▶ _TASK PROMPT_
Word for word, transcribe the lines below and drop the pictures.

══════════════════════════════

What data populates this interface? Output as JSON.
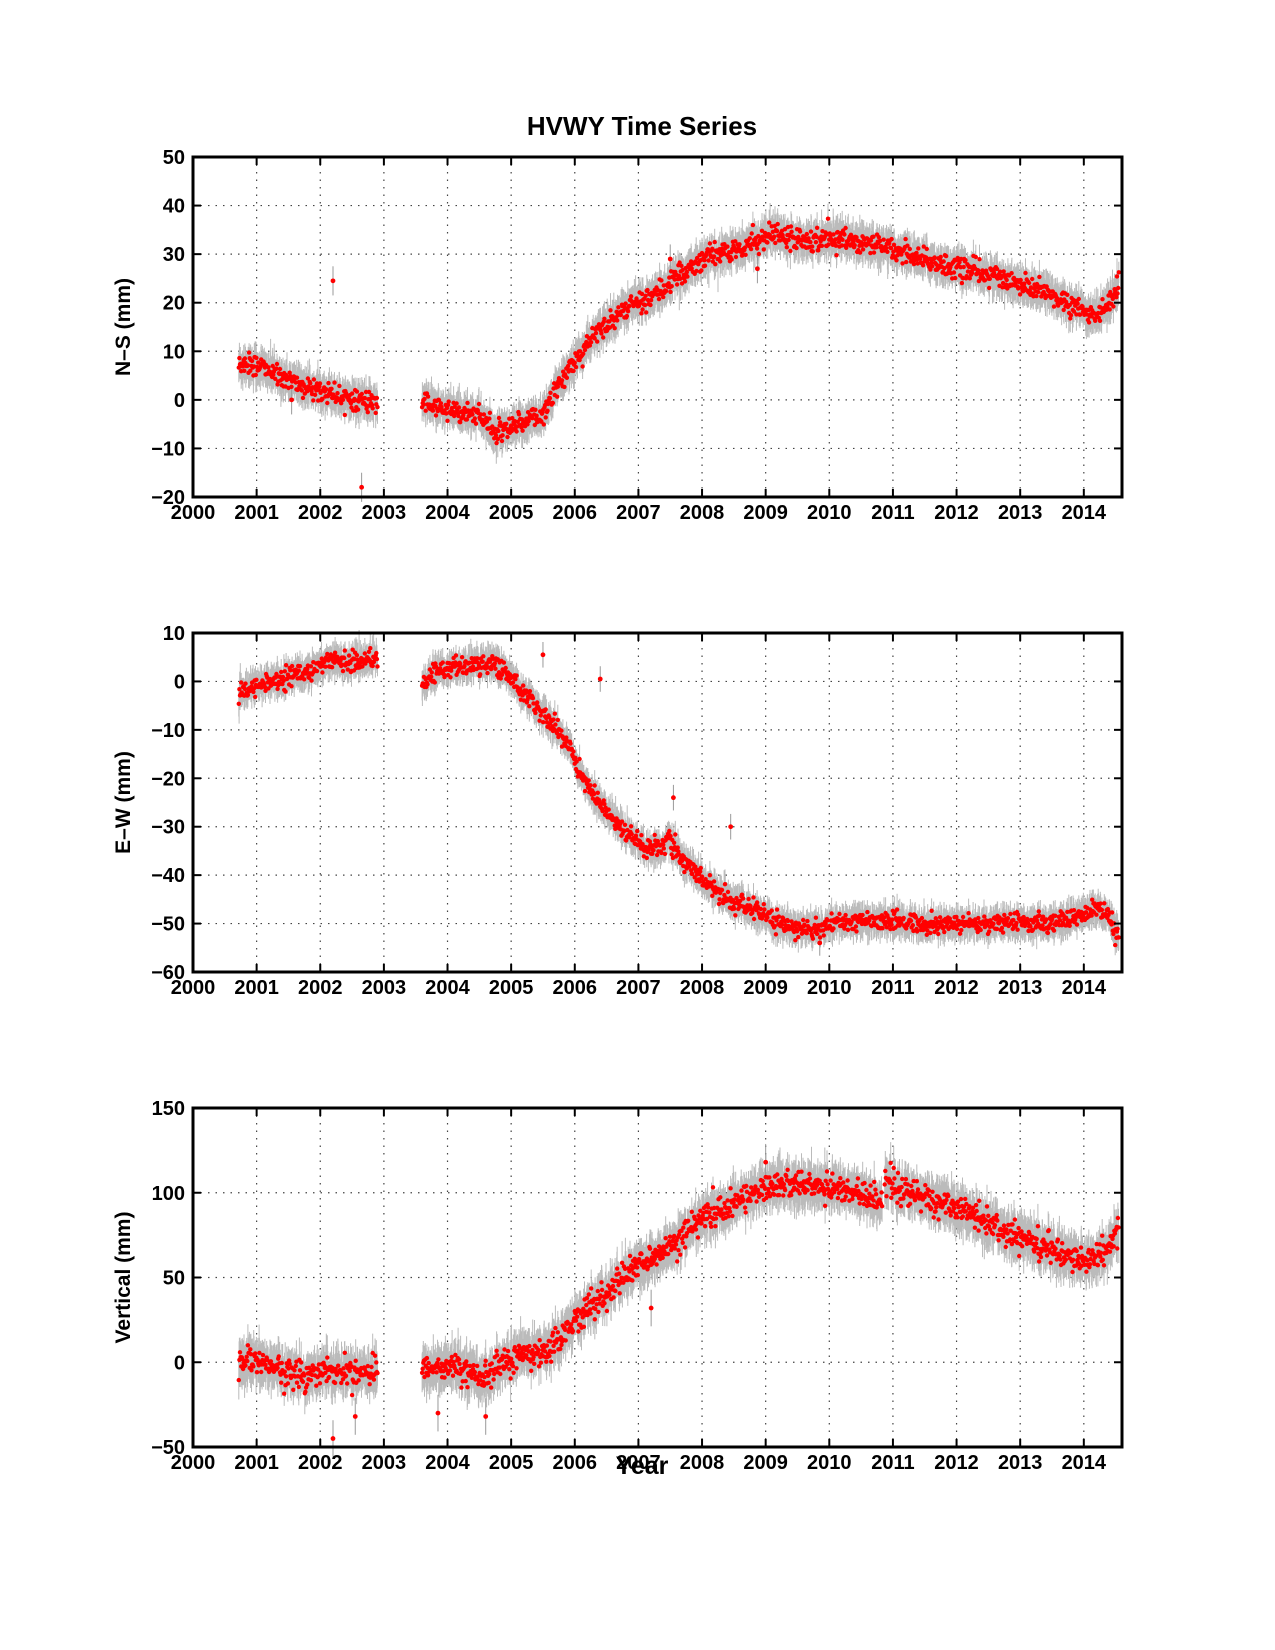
{
  "chart_data": {
    "type": "scatter",
    "title": "HVWY Time Series",
    "xlabel": "Year",
    "xlim": [
      2000,
      2014.6
    ],
    "xticks": [
      2000,
      2001,
      2002,
      2003,
      2004,
      2005,
      2006,
      2007,
      2008,
      2009,
      2010,
      2011,
      2012,
      2013,
      2014
    ],
    "grid": true,
    "marker_color": "#ff0000",
    "errorbar_color": "#bbbbbb",
    "panels": [
      {
        "id": "ns",
        "ylabel": "N–S (mm)",
        "ylim": [
          -20,
          50
        ],
        "yticks": [
          -20,
          -10,
          0,
          10,
          20,
          30,
          40,
          50
        ],
        "ytick_labels": [
          "−20",
          "−10",
          "0",
          "10",
          "20",
          "30",
          "40",
          "50"
        ],
        "error_mm": 2.5,
        "segments": [
          {
            "x": [
              2000.72,
              2000.9,
              2001.2,
              2001.5,
              2001.8,
              2002.0,
              2002.3,
              2002.6,
              2002.9
            ],
            "y": [
              7,
              7.5,
              6,
              4,
              2.5,
              2,
              1,
              0,
              -1
            ]
          },
          {
            "x": [
              2003.6,
              2003.9,
              2004.2,
              2004.5,
              2004.75,
              2005.0,
              2005.3,
              2005.5,
              2005.7,
              2006.0,
              2006.3,
              2006.6,
              2006.9,
              2007.2,
              2007.5,
              2007.8,
              2008.0,
              2008.3,
              2008.6,
              2008.9,
              2009.1,
              2009.4,
              2009.7,
              2010.0,
              2010.3,
              2010.6,
              2010.9,
              2011.2,
              2011.5,
              2011.8,
              2012.1,
              2012.4,
              2012.7,
              2013.0,
              2013.3,
              2013.6,
              2013.9,
              2014.05,
              2014.25,
              2014.45,
              2014.55
            ],
            "y": [
              0,
              -2,
              -2.5,
              -3,
              -7,
              -6,
              -4,
              -3,
              2,
              8,
              13,
              17,
              20,
              21,
              24,
              27,
              29,
              30,
              31,
              33,
              34.5,
              33.5,
              33,
              33.5,
              33,
              32,
              31,
              30.5,
              29,
              27.5,
              27,
              26,
              25,
              23.5,
              22.5,
              21,
              19,
              17.5,
              18,
              21,
              23.5
            ]
          }
        ],
        "outliers": [
          {
            "x": 2002.2,
            "y": 24.5
          },
          {
            "x": 2002.65,
            "y": -18
          },
          {
            "x": 2008.87,
            "y": 27
          },
          {
            "x": 2007.5,
            "y": 29
          },
          {
            "x": 2001.55,
            "y": 0
          }
        ]
      },
      {
        "id": "ew",
        "ylabel": "E–W (mm)",
        "ylim": [
          -60,
          10
        ],
        "yticks": [
          -60,
          -50,
          -40,
          -30,
          -20,
          -10,
          0,
          10
        ],
        "ytick_labels": [
          "−60",
          "−50",
          "−40",
          "−30",
          "−20",
          "−10",
          "0",
          "10"
        ],
        "error_mm": 2.2,
        "segments": [
          {
            "x": [
              2000.72,
              2000.9,
              2001.2,
              2001.5,
              2001.8,
              2002.1,
              2002.4,
              2002.7,
              2002.9
            ],
            "y": [
              -3,
              -1.5,
              0,
              1,
              2,
              4,
              4,
              4.5,
              5
            ]
          },
          {
            "x": [
              2003.6,
              2003.8,
              2004.1,
              2004.4,
              2004.7,
              2004.9,
              2005.1,
              2005.3,
              2005.6,
              2005.9,
              2006.1,
              2006.3,
              2006.6,
              2006.9,
              2007.1,
              2007.3,
              2007.5,
              2007.7,
              2008.0,
              2008.3,
              2008.6,
              2008.9,
              2009.2,
              2009.5,
              2009.8,
              2010.1,
              2010.5,
              2011.0,
              2011.5,
              2012.0,
              2012.5,
              2013.0,
              2013.5,
              2014.0,
              2014.2,
              2014.4,
              2014.55
            ],
            "y": [
              -1,
              2,
              3,
              3.5,
              4,
              2,
              -1,
              -4,
              -8,
              -13,
              -19,
              -24,
              -28,
              -32,
              -34,
              -34.5,
              -33,
              -37,
              -41,
              -44,
              -46,
              -48,
              -50,
              -51,
              -51,
              -50,
              -49.5,
              -49.5,
              -50,
              -50,
              -50,
              -50,
              -50,
              -48,
              -47,
              -49,
              -53
            ]
          }
        ],
        "outliers": [
          {
            "x": 2005.5,
            "y": 5.5
          },
          {
            "x": 2006.4,
            "y": 0.5
          },
          {
            "x": 2007.55,
            "y": -24
          },
          {
            "x": 2008.45,
            "y": -30
          },
          {
            "x": 2009.85,
            "y": -54
          }
        ]
      },
      {
        "id": "up",
        "ylabel": "Vertical (mm)",
        "ylim": [
          -50,
          150
        ],
        "yticks": [
          -50,
          0,
          50,
          100,
          150
        ],
        "ytick_labels": [
          "−50",
          "0",
          "50",
          "100",
          "150"
        ],
        "error_mm": 9,
        "segments": [
          {
            "x": [
              2000.72,
              2000.9,
              2001.2,
              2001.5,
              2001.8,
              2002.1,
              2002.4,
              2002.7,
              2002.9
            ],
            "y": [
              -3,
              0,
              -2,
              -6,
              -8,
              -4,
              -6,
              -5,
              -6
            ]
          },
          {
            "x": [
              2003.6,
              2003.8,
              2004.1,
              2004.4,
              2004.6,
              2004.8,
              2005.0,
              2005.3,
              2005.6,
              2005.9,
              2006.2,
              2006.5,
              2006.8,
              2007.1,
              2007.4,
              2007.7,
              2008.0,
              2008.3,
              2008.6,
              2008.9,
              2009.2,
              2009.5,
              2009.8,
              2010.1,
              2010.4,
              2010.6,
              2010.83
            ],
            "y": [
              -5,
              -3,
              -3,
              -6,
              -9,
              -3,
              2,
              5,
              8,
              20,
              32,
              40,
              52,
              58,
              65,
              75,
              85,
              90,
              96,
              102,
              106,
              104,
              104,
              103,
              100,
              97,
              96
            ]
          },
          {
            "x": [
              2010.87,
              2011.1,
              2011.4,
              2011.7,
              2012.0,
              2012.3,
              2012.6,
              2012.9,
              2013.2,
              2013.5,
              2013.8,
              2014.0,
              2014.2,
              2014.4,
              2014.55
            ],
            "y": [
              108,
              102,
              98,
              94,
              90,
              86,
              80,
              75,
              71,
              66,
              62,
              60,
              62,
              68,
              77
            ]
          }
        ],
        "outliers": [
          {
            "x": 2002.2,
            "y": -45
          },
          {
            "x": 2002.55,
            "y": -32
          },
          {
            "x": 2003.85,
            "y": -30
          },
          {
            "x": 2004.6,
            "y": -32
          },
          {
            "x": 2009.0,
            "y": 118
          },
          {
            "x": 2007.2,
            "y": 32
          }
        ]
      }
    ]
  }
}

══════════════════════════════

▶ _ANSWER_
What data populates this interface? Output as JSON.
{
  "chart_data": {
    "type": "scatter",
    "title": "HVWY Time Series",
    "xlabel": "Year",
    "xlim": [
      2000,
      2014.6
    ],
    "xticks": [
      2000,
      2001,
      2002,
      2003,
      2004,
      2005,
      2006,
      2007,
      2008,
      2009,
      2010,
      2011,
      2012,
      2013,
      2014
    ],
    "grid": true,
    "marker_color": "#ff0000",
    "errorbar_color": "#bbbbbb",
    "panels": [
      {
        "id": "ns",
        "ylabel": "N–S (mm)",
        "ylim": [
          -20,
          50
        ],
        "yticks": [
          -20,
          -10,
          0,
          10,
          20,
          30,
          40,
          50
        ],
        "ytick_labels": [
          "−20",
          "−10",
          "0",
          "10",
          "20",
          "30",
          "40",
          "50"
        ],
        "error_mm": 2.5,
        "segments": [
          {
            "x": [
              2000.72,
              2000.9,
              2001.2,
              2001.5,
              2001.8,
              2002.0,
              2002.3,
              2002.6,
              2002.9
            ],
            "y": [
              7,
              7.5,
              6,
              4,
              2.5,
              2,
              1,
              0,
              -1
            ]
          },
          {
            "x": [
              2003.6,
              2003.9,
              2004.2,
              2004.5,
              2004.75,
              2005.0,
              2005.3,
              2005.5,
              2005.7,
              2006.0,
              2006.3,
              2006.6,
              2006.9,
              2007.2,
              2007.5,
              2007.8,
              2008.0,
              2008.3,
              2008.6,
              2008.9,
              2009.1,
              2009.4,
              2009.7,
              2010.0,
              2010.3,
              2010.6,
              2010.9,
              2011.2,
              2011.5,
              2011.8,
              2012.1,
              2012.4,
              2012.7,
              2013.0,
              2013.3,
              2013.6,
              2013.9,
              2014.05,
              2014.25,
              2014.45,
              2014.55
            ],
            "y": [
              0,
              -2,
              -2.5,
              -3,
              -7,
              -6,
              -4,
              -3,
              2,
              8,
              13,
              17,
              20,
              21,
              24,
              27,
              29,
              30,
              31,
              33,
              34.5,
              33.5,
              33,
              33.5,
              33,
              32,
              31,
              30.5,
              29,
              27.5,
              27,
              26,
              25,
              23.5,
              22.5,
              21,
              19,
              17.5,
              18,
              21,
              23.5
            ]
          }
        ],
        "outliers": [
          {
            "x": 2002.2,
            "y": 24.5
          },
          {
            "x": 2002.65,
            "y": -18
          },
          {
            "x": 2008.87,
            "y": 27
          },
          {
            "x": 2007.5,
            "y": 29
          },
          {
            "x": 2001.55,
            "y": 0
          }
        ]
      },
      {
        "id": "ew",
        "ylabel": "E–W (mm)",
        "ylim": [
          -60,
          10
        ],
        "yticks": [
          -60,
          -50,
          -40,
          -30,
          -20,
          -10,
          0,
          10
        ],
        "ytick_labels": [
          "−60",
          "−50",
          "−40",
          "−30",
          "−20",
          "−10",
          "0",
          "10"
        ],
        "error_mm": 2.2,
        "segments": [
          {
            "x": [
              2000.72,
              2000.9,
              2001.2,
              2001.5,
              2001.8,
              2002.1,
              2002.4,
              2002.7,
              2002.9
            ],
            "y": [
              -3,
              -1.5,
              0,
              1,
              2,
              4,
              4,
              4.5,
              5
            ]
          },
          {
            "x": [
              2003.6,
              2003.8,
              2004.1,
              2004.4,
              2004.7,
              2004.9,
              2005.1,
              2005.3,
              2005.6,
              2005.9,
              2006.1,
              2006.3,
              2006.6,
              2006.9,
              2007.1,
              2007.3,
              2007.5,
              2007.7,
              2008.0,
              2008.3,
              2008.6,
              2008.9,
              2009.2,
              2009.5,
              2009.8,
              2010.1,
              2010.5,
              2011.0,
              2011.5,
              2012.0,
              2012.5,
              2013.0,
              2013.5,
              2014.0,
              2014.2,
              2014.4,
              2014.55
            ],
            "y": [
              -1,
              2,
              3,
              3.5,
              4,
              2,
              -1,
              -4,
              -8,
              -13,
              -19,
              -24,
              -28,
              -32,
              -34,
              -34.5,
              -33,
              -37,
              -41,
              -44,
              -46,
              -48,
              -50,
              -51,
              -51,
              -50,
              -49.5,
              -49.5,
              -50,
              -50,
              -50,
              -50,
              -50,
              -48,
              -47,
              -49,
              -53
            ]
          }
        ],
        "outliers": [
          {
            "x": 2005.5,
            "y": 5.5
          },
          {
            "x": 2006.4,
            "y": 0.5
          },
          {
            "x": 2007.55,
            "y": -24
          },
          {
            "x": 2008.45,
            "y": -30
          },
          {
            "x": 2009.85,
            "y": -54
          }
        ]
      },
      {
        "id": "up",
        "ylabel": "Vertical (mm)",
        "ylim": [
          -50,
          150
        ],
        "yticks": [
          -50,
          0,
          50,
          100,
          150
        ],
        "ytick_labels": [
          "−50",
          "0",
          "50",
          "100",
          "150"
        ],
        "error_mm": 9,
        "segments": [
          {
            "x": [
              2000.72,
              2000.9,
              2001.2,
              2001.5,
              2001.8,
              2002.1,
              2002.4,
              2002.7,
              2002.9
            ],
            "y": [
              -3,
              0,
              -2,
              -6,
              -8,
              -4,
              -6,
              -5,
              -6
            ]
          },
          {
            "x": [
              2003.6,
              2003.8,
              2004.1,
              2004.4,
              2004.6,
              2004.8,
              2005.0,
              2005.3,
              2005.6,
              2005.9,
              2006.2,
              2006.5,
              2006.8,
              2007.1,
              2007.4,
              2007.7,
              2008.0,
              2008.3,
              2008.6,
              2008.9,
              2009.2,
              2009.5,
              2009.8,
              2010.1,
              2010.4,
              2010.6,
              2010.83
            ],
            "y": [
              -5,
              -3,
              -3,
              -6,
              -9,
              -3,
              2,
              5,
              8,
              20,
              32,
              40,
              52,
              58,
              65,
              75,
              85,
              90,
              96,
              102,
              106,
              104,
              104,
              103,
              100,
              97,
              96
            ]
          },
          {
            "x": [
              2010.87,
              2011.1,
              2011.4,
              2011.7,
              2012.0,
              2012.3,
              2012.6,
              2012.9,
              2013.2,
              2013.5,
              2013.8,
              2014.0,
              2014.2,
              2014.4,
              2014.55
            ],
            "y": [
              108,
              102,
              98,
              94,
              90,
              86,
              80,
              75,
              71,
              66,
              62,
              60,
              62,
              68,
              77
            ]
          }
        ],
        "outliers": [
          {
            "x": 2002.2,
            "y": -45
          },
          {
            "x": 2002.55,
            "y": -32
          },
          {
            "x": 2003.85,
            "y": -30
          },
          {
            "x": 2004.6,
            "y": -32
          },
          {
            "x": 2009.0,
            "y": 118
          },
          {
            "x": 2007.2,
            "y": 32
          }
        ]
      }
    ]
  }
}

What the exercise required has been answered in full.